Greife den Ausgangstext über Gottes Allmacht und Liebe auf und setze ihn nach seinem letzten Satz fort.

++++ Ausgangstext ++++

Bezzel, Hermann - Ich glaube an Gott den Vater, allmächtigen Schöpfer Himmels und der Erde.

Bezzel, Hermann - Ich glaube an Gott den Vater, allmächtigen Schöpfer Himmels und der Erde.

Wenn Gottes Allmacht nicht auch seine Liebe wäre, so müsste sie mich vernichten. Wie der Sturmwind ein Blatt im Spiel vor sich hertreibt, beiseite wirft und wieder in die Höhe wirbelt, bis es in alle Fernen entführt wird, so wäre dann mein Leben. Er würde eine Weile mit ihm spielen, es mit seinen Strahlen erwärmen und mit seinen Schrecken erschüttern, es mit Wohltaten an sich locken und dann mit Gewalttaten von sich schrecken, mit Verheissungen erheben und mit Enttäuschungen beschweren, und das Ende meines Lebens wäre der Tod.

++++ Erfasste Daten ++++

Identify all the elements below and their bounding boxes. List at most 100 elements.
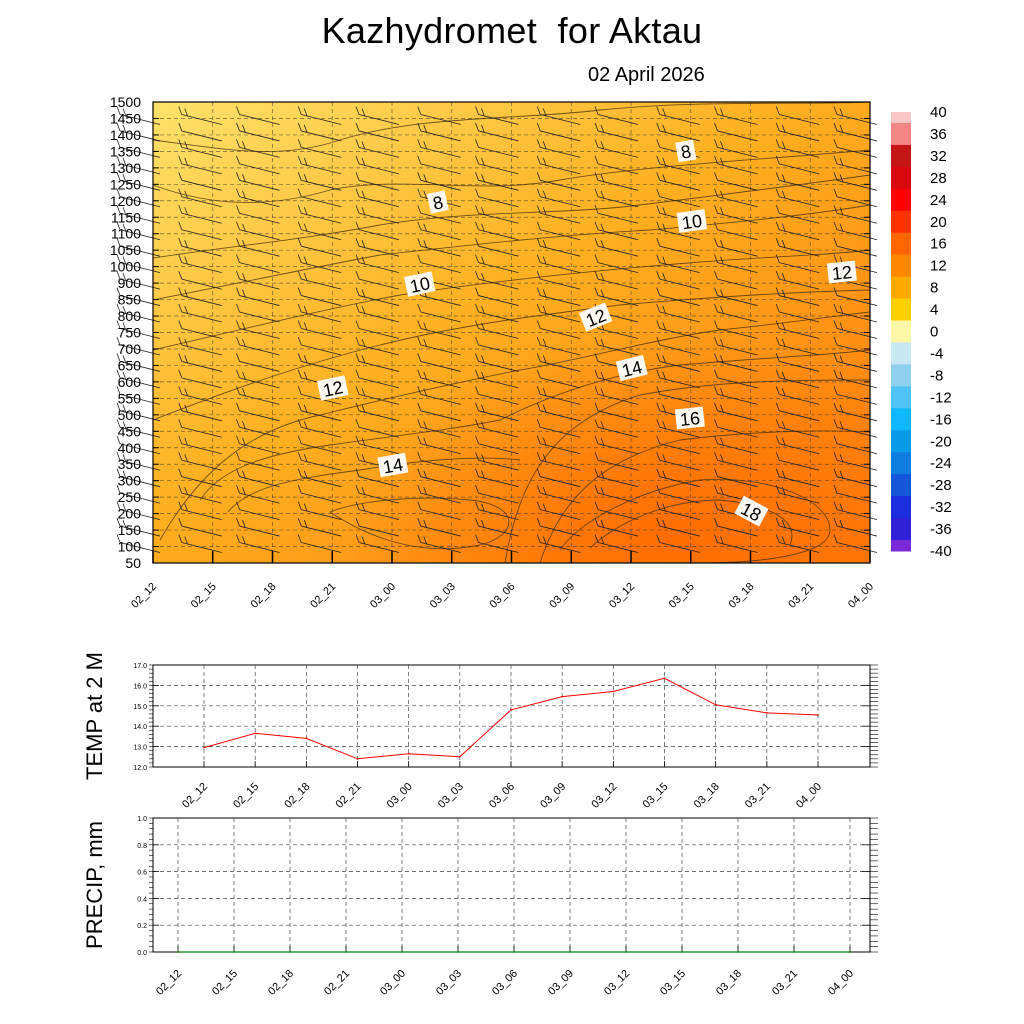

++++

**Lösung:**
Allmacht ohne Liebe – das kann man nur ausdenken, wenn man die Hölle ausdenken will. Abhängig von ihm sein und nie ein freundliches Wort von ihm hören, auf ihn angewiesen sein und nie einen gütigen Blick von ihm schauen, das ist Hölle. Wenn du mit einem Menschen zusammenlebst, den du liebst, so liebst, dass du von ihm mehr abhängig bist, als es recht ist, und dieser Mensch gönnt dir kein gutes Wort, du suchst ihn und er weicht dir aus, er lässt dich nur fühlen, wie sehr du ihn und wie wenig er dich braucht, du wartest, ob nicht wenigstens ein einziger Blick einmal dir gelte, ob nicht in einem Wort, das er an andere verschwendet, ein Klang für dich sei, und es ist kein Klang, kein Gruss, der dein Leben meint, dann sagst du wohl: das ist eine Hölle auf Erden. Das ist Macht ohne Liebe.

Darum heisst es nicht bloss: Ich glaube an Gott, den Allmächtigen, sondern wie ein Jubel aus der Tiefe aufsteigt, wenn die Lerche wieder zum erstenmal den Frühling grüsst, so steigt aus der Tiefe des Kummers in die Höhen der Allmacht das einzige Wörtlein: Vater. Im Alten Testament erscheint es kaum zehnmal, im Neuen wohl hundertmal: im Alten Testament einmal in 5. Mos. 52., dreimal im Jesajas, zweimal in Maleachi, aber nie in den Psalmen. Vergleiche werden wohl beigezogen: Wie sich ein Vater über Kinder erbarmt, so erbarmt sich der Herr (Ps. 103, 13). Aber Vater genannt wird der Gott im Alten Testament so selten, wie er es im Neuen häufig geheissen wird.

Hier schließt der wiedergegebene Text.